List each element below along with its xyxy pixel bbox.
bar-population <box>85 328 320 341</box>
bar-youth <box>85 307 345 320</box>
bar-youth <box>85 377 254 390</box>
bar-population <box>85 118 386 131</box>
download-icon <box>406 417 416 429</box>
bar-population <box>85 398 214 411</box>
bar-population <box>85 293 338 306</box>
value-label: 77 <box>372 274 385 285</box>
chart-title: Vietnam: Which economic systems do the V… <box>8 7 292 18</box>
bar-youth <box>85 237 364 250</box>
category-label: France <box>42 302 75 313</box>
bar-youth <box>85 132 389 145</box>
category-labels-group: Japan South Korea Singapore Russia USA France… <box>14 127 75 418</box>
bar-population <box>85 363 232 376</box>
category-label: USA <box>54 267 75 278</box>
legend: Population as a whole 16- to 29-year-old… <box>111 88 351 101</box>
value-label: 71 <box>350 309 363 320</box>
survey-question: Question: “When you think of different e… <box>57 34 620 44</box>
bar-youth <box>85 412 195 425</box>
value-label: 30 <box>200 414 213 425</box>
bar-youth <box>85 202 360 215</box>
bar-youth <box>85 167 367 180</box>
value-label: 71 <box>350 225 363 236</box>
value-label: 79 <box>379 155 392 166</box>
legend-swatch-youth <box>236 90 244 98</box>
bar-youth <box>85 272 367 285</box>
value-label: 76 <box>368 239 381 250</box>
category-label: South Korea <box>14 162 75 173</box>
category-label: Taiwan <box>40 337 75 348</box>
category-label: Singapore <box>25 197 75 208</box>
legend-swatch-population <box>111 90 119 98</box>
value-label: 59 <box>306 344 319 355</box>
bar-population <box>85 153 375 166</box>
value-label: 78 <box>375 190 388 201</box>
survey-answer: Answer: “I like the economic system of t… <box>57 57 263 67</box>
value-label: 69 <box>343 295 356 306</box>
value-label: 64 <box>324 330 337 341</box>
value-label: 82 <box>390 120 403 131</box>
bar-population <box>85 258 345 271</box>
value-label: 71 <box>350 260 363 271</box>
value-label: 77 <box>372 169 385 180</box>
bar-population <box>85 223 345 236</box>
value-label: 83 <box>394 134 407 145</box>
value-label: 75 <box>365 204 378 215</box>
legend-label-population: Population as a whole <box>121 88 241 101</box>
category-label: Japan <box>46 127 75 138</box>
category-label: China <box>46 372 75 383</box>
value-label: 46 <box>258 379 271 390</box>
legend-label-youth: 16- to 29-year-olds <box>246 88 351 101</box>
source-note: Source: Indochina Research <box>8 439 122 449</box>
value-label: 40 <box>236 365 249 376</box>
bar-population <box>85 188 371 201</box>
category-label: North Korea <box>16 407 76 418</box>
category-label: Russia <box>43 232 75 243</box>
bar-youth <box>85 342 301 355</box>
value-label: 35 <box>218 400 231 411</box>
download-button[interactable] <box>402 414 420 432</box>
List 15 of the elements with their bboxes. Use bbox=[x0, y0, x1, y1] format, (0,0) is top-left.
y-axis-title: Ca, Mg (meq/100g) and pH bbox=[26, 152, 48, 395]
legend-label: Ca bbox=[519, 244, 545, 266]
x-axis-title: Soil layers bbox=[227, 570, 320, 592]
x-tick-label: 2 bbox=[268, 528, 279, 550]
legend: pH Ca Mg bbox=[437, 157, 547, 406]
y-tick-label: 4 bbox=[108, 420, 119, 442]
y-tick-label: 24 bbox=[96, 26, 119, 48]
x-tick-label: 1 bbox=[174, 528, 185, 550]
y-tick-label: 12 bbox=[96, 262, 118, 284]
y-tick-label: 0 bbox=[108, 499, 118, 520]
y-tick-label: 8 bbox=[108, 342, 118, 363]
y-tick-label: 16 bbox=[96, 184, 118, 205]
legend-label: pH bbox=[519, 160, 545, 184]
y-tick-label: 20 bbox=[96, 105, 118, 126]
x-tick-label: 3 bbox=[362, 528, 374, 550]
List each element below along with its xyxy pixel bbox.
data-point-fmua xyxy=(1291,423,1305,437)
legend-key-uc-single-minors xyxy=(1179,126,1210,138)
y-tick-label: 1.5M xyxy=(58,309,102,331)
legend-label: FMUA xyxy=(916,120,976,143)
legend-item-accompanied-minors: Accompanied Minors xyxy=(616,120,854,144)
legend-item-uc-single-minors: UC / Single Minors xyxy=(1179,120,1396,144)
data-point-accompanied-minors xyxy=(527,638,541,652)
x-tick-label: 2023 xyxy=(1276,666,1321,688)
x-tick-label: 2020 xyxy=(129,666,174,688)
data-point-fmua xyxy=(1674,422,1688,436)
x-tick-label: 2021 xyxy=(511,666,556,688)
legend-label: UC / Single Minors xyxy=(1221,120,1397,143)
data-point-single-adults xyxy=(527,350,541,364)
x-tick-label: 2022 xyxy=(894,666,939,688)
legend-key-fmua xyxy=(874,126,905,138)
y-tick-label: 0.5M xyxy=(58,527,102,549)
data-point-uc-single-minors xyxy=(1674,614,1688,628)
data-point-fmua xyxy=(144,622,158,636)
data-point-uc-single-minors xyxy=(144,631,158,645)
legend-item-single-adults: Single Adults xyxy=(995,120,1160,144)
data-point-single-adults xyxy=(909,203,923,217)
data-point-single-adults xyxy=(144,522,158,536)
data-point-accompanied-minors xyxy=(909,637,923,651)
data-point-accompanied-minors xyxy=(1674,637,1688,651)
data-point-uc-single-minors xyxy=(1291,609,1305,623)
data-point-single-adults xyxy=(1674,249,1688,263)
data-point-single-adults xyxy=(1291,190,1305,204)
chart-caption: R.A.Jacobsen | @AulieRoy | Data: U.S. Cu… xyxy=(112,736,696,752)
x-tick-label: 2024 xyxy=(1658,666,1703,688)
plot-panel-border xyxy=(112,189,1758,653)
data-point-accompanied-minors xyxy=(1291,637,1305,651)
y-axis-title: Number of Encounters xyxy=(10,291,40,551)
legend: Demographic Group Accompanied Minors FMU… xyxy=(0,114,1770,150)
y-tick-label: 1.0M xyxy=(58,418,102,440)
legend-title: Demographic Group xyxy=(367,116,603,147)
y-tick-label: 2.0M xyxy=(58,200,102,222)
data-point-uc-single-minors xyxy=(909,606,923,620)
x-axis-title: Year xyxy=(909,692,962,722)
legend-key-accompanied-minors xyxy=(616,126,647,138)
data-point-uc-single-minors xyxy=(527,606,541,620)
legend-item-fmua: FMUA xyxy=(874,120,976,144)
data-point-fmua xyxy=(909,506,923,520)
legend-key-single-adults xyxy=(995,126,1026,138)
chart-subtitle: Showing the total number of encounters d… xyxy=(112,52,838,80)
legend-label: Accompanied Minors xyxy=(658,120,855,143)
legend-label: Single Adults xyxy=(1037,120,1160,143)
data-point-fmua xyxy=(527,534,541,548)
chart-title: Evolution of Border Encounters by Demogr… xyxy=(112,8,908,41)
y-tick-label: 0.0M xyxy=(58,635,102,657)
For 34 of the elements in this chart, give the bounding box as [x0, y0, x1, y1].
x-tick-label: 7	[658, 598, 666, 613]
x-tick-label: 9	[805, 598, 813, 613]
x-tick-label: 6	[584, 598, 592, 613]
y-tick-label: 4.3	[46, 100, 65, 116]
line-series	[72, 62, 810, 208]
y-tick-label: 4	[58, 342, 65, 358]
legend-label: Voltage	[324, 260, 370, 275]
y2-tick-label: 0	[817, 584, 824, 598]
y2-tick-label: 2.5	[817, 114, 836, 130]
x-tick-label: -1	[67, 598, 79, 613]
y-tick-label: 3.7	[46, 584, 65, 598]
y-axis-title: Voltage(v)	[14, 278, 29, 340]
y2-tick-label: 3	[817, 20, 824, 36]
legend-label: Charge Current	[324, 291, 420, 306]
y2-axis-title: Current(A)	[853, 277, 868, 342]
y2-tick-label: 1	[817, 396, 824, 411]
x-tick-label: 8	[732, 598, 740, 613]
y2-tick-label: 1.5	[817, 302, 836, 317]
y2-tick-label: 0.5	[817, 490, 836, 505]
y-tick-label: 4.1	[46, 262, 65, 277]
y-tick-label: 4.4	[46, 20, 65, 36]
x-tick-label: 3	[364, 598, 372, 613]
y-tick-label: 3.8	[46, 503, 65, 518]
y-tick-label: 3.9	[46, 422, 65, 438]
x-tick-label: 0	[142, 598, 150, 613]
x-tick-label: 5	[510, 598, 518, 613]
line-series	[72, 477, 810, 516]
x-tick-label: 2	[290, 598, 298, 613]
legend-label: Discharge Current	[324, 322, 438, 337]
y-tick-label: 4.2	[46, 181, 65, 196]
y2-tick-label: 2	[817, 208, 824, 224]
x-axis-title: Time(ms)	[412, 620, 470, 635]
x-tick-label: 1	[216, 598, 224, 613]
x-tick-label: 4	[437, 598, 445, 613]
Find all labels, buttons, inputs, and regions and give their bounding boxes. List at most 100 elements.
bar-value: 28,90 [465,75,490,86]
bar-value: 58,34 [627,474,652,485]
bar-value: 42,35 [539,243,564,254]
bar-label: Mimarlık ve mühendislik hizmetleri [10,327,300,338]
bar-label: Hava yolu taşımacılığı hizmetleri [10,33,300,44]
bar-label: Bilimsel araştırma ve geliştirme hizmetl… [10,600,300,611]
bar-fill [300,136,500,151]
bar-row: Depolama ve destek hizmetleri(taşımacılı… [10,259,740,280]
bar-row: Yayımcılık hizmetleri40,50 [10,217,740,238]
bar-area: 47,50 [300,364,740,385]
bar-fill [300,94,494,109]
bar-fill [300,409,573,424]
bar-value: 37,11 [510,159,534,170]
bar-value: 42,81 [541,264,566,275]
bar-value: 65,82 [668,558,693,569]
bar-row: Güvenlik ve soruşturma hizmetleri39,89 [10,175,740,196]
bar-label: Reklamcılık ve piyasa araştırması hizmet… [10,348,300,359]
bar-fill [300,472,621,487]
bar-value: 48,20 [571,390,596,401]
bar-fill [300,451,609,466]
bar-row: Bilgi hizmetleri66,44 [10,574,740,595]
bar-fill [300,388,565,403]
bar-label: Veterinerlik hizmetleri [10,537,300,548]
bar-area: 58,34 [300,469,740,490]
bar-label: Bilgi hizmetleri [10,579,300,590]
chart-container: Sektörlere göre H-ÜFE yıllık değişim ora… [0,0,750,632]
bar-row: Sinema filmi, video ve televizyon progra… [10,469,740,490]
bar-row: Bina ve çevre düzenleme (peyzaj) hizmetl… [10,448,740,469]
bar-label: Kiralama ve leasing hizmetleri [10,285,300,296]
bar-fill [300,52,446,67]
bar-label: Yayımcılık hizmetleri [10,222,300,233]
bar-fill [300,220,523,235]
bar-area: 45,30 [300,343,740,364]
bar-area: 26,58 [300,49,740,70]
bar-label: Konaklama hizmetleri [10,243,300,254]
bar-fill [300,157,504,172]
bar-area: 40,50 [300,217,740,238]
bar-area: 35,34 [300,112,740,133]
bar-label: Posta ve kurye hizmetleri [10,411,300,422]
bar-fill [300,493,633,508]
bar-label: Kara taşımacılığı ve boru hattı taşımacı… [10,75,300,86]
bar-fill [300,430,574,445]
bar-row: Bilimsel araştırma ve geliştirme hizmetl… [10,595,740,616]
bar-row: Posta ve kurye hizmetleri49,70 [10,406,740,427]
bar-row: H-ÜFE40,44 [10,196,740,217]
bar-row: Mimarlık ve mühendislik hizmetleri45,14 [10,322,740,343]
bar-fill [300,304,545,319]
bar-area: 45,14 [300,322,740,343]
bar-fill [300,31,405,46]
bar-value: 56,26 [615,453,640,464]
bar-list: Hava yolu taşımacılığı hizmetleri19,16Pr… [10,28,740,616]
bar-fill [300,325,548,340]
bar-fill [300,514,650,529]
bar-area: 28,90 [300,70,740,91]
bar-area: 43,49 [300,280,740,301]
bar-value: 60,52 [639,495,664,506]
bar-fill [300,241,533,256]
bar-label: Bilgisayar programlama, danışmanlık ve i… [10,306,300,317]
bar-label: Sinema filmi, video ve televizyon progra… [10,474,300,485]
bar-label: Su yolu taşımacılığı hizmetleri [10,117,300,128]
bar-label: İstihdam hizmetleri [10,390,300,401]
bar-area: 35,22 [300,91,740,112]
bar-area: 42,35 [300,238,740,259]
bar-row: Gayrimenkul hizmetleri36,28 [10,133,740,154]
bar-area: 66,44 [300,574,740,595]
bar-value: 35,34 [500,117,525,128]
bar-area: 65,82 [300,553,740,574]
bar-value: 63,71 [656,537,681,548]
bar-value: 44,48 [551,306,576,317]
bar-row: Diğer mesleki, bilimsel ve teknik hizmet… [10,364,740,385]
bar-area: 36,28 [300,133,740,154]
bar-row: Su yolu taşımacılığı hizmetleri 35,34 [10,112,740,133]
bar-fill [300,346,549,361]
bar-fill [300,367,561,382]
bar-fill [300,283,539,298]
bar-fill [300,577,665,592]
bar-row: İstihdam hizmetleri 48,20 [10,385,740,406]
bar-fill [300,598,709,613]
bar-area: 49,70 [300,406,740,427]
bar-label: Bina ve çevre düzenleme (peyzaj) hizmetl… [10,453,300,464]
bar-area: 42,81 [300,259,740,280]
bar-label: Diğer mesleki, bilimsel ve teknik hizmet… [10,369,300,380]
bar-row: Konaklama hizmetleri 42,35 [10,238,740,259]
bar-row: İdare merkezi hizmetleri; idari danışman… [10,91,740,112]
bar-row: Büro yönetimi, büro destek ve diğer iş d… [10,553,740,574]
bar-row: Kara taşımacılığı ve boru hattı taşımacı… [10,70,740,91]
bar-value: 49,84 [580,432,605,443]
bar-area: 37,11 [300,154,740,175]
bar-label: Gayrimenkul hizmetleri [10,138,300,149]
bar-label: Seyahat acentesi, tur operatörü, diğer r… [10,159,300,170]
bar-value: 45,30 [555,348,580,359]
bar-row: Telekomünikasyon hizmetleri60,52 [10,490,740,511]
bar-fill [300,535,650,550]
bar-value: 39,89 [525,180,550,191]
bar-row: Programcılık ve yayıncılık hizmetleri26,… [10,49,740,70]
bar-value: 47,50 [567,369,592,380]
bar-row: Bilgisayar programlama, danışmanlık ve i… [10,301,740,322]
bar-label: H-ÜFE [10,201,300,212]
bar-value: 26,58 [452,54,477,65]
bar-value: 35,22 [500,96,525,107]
━━━━━━━━
▶ [PROBLEM]: Can you lay out the lines of the records as a JSON list of strings, one string per line with blank lines omitted, starting at the very first line and ending at the line that contains "bar-population <box>85 293 338 306</box>", both included?

▶ [COMPLETE RESPONSE]:
[
  "List each element below along with its xyxy pixel bbox.",
  "bar-population <box>85 328 320 341</box>",
  "bar-youth <box>85 307 345 320</box>",
  "bar-youth <box>85 377 254 390</box>",
  "bar-population <box>85 118 386 131</box>",
  "download-icon <box>406 417 416 429</box>",
  "bar-population <box>85 398 214 411</box>",
  "bar-population <box>85 293 338 306</box>"
]